TASK = Your answer is a single number: the count of lines that contain the string "address".

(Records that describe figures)
....................
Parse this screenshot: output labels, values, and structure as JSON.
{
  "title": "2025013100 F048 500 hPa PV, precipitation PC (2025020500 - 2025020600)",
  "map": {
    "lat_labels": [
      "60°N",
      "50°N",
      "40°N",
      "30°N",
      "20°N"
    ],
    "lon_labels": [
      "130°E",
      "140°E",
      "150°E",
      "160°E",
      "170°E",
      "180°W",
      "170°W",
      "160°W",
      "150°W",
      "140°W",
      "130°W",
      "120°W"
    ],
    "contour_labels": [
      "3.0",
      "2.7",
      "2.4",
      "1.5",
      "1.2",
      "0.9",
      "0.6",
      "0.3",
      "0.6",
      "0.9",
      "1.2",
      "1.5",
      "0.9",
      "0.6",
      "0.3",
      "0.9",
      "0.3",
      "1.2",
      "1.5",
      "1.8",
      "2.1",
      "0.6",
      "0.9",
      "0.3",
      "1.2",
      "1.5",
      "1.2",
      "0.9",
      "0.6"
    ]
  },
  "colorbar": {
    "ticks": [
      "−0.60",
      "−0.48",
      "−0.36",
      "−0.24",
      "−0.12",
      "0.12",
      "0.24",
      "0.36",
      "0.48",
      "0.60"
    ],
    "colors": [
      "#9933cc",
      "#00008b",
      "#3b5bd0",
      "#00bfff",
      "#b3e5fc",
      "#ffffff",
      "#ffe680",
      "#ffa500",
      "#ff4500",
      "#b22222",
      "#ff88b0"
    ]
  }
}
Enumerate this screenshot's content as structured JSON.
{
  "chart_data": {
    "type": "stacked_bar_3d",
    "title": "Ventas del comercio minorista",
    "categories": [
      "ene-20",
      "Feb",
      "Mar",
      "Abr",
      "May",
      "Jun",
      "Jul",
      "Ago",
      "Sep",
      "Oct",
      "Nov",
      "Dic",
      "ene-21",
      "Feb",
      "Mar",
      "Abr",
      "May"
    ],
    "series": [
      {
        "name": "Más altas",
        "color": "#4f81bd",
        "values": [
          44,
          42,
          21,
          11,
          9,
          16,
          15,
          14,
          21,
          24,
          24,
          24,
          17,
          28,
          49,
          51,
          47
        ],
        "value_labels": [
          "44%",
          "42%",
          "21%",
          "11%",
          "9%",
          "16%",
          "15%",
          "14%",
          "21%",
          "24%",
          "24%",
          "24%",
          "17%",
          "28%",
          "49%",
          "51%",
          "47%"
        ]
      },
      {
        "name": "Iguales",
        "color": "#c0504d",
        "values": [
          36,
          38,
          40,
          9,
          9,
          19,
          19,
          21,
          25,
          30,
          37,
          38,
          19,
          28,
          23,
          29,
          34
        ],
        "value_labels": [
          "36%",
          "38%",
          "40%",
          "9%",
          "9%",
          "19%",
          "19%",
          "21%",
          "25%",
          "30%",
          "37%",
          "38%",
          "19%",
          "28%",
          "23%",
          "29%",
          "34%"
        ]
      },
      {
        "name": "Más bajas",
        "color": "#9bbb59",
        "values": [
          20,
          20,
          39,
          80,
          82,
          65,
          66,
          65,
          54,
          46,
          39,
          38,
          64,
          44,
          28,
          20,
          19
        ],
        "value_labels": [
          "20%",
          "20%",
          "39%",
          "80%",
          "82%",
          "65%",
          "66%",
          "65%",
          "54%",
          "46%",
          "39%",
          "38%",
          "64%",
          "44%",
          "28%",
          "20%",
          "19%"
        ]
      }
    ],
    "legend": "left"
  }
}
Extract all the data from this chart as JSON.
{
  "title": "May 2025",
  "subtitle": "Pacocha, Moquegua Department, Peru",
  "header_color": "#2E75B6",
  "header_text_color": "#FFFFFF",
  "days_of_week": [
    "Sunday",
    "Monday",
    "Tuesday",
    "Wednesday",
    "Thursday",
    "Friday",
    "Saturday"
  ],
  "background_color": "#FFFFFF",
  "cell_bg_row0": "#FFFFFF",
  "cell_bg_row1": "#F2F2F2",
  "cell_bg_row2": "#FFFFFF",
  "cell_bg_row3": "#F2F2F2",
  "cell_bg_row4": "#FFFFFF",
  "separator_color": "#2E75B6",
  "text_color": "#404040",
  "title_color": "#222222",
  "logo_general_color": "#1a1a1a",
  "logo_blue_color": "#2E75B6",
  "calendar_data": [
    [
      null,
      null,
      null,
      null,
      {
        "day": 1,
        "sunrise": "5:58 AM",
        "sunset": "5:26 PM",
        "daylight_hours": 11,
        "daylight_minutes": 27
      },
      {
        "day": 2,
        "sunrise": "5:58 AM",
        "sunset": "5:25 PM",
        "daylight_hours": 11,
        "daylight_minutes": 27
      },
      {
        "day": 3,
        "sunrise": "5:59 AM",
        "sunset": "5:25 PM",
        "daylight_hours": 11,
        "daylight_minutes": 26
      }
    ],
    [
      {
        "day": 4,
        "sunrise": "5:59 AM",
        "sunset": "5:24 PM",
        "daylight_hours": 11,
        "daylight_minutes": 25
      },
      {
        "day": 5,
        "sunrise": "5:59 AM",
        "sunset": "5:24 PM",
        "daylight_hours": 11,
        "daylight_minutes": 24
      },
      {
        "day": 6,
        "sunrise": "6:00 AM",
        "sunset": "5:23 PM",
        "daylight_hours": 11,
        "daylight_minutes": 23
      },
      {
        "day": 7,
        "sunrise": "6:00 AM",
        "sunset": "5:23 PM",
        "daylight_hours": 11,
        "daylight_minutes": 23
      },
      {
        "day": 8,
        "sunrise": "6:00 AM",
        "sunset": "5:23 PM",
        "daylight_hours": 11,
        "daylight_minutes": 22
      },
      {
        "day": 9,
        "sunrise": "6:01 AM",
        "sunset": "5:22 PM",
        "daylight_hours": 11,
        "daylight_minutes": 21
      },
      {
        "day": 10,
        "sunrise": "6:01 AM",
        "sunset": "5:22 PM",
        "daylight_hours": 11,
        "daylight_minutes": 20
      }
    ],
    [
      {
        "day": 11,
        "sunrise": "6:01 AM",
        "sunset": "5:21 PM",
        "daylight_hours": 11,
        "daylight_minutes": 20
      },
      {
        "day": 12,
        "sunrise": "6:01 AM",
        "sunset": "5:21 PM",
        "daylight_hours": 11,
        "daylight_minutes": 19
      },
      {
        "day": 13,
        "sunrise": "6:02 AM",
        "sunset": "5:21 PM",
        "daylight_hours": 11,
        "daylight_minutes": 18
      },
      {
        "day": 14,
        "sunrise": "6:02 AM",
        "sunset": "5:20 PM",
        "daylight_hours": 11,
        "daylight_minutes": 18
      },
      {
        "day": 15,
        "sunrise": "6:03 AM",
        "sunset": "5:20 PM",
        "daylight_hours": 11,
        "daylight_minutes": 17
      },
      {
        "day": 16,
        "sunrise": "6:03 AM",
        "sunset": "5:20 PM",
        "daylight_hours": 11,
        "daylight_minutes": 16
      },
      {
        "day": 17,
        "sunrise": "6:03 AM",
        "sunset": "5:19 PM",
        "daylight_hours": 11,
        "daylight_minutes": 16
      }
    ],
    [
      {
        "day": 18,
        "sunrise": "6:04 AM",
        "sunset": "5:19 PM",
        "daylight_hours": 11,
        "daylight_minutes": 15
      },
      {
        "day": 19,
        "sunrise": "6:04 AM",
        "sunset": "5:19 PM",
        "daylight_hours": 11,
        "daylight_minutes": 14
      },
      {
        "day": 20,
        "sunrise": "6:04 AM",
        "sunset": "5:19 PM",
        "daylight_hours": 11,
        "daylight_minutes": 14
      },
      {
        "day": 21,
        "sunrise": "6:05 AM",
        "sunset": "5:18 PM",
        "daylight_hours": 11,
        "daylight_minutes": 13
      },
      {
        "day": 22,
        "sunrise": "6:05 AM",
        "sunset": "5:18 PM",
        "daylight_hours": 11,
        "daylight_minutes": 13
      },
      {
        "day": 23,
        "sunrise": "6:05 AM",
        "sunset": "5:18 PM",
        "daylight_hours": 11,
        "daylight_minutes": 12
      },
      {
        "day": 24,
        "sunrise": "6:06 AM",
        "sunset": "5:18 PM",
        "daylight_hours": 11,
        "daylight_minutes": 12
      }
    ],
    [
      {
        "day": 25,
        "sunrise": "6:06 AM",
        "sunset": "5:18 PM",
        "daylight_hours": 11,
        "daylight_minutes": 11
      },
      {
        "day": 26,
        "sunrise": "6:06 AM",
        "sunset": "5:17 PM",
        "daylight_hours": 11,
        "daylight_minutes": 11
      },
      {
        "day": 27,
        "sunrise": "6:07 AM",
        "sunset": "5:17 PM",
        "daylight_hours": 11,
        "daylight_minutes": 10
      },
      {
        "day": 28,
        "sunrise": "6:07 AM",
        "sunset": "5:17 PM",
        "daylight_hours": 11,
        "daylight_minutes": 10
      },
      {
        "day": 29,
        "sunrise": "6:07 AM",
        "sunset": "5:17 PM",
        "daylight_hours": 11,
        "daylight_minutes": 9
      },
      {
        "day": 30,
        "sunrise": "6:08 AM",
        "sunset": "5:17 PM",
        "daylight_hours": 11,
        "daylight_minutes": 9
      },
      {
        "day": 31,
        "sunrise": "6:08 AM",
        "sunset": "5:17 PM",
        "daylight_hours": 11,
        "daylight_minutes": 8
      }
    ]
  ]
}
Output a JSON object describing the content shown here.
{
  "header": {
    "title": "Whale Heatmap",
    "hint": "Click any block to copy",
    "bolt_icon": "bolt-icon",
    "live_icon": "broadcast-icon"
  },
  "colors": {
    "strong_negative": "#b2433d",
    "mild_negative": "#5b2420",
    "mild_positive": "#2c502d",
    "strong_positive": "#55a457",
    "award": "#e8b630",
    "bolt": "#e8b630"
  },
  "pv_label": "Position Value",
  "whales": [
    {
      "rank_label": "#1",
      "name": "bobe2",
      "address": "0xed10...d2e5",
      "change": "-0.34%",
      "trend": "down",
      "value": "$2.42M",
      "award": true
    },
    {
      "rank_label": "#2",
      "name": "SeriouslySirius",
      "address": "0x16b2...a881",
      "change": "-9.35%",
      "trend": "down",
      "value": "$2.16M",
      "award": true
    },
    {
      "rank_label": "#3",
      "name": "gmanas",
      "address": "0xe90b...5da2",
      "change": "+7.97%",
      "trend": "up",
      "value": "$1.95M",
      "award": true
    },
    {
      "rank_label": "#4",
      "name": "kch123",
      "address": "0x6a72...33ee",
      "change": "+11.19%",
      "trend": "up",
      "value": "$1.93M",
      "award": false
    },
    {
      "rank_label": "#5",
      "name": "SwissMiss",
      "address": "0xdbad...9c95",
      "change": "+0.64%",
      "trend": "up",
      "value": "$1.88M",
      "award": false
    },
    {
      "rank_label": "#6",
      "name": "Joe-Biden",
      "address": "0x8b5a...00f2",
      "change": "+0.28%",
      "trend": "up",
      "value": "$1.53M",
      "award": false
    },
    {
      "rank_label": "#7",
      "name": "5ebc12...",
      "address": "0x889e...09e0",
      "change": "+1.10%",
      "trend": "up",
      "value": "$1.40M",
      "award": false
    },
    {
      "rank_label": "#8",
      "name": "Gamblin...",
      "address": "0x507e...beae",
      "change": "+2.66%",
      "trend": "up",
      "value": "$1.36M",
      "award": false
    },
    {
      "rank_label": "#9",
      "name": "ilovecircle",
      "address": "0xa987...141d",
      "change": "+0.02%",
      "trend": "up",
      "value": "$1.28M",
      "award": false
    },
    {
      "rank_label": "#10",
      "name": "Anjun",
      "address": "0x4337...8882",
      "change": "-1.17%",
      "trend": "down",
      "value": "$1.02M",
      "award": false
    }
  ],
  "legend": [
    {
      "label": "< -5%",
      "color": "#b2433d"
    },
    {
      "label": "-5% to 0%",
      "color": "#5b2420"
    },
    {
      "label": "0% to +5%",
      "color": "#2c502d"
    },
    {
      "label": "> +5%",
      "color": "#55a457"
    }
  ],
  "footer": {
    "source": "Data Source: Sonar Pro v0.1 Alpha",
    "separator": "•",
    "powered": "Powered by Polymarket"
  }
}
....................
TASK SOLUTION = 10